GIVEN TASK => Set down the material once more, exactly as it appears.

SUPPLIED RECORDS =>
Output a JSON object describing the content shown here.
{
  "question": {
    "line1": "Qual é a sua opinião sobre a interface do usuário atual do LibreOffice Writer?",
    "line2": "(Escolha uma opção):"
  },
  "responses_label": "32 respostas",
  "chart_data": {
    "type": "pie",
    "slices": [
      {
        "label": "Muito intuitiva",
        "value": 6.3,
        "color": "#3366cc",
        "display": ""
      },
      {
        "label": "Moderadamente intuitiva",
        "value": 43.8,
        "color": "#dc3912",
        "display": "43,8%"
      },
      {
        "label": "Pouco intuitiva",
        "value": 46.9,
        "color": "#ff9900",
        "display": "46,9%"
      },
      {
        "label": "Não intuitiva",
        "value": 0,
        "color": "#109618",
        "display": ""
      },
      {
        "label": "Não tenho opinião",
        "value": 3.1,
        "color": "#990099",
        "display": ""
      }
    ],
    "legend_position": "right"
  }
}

ANSWER TO THE EXERCISE =>
Output a JSON object describing the content shown here.
{
  "question": {
    "line1": "Qual é a sua opinião sobre a interface do usuário atual do LibreOffice Writer?",
    "line2": "(Escolha uma opção):"
  },
  "responses_label": "32 respostas",
  "chart_data": {
    "type": "pie",
    "slices": [
      {
        "label": "Muito intuitiva",
        "value": 6.3,
        "color": "#3366cc",
        "display": ""
      },
      {
        "label": "Moderadamente intuitiva",
        "value": 43.8,
        "color": "#dc3912",
        "display": "43,8%"
      },
      {
        "label": "Pouco intuitiva",
        "value": 46.9,
        "color": "#ff9900",
        "display": "46,9%"
      },
      {
        "label": "Não intuitiva",
        "value": 0,
        "color": "#109618",
        "display": ""
      },
      {
        "label": "Não tenho opinião",
        "value": 3.1,
        "color": "#990099",
        "display": ""
      }
    ],
    "legend_position": "right"
  }
}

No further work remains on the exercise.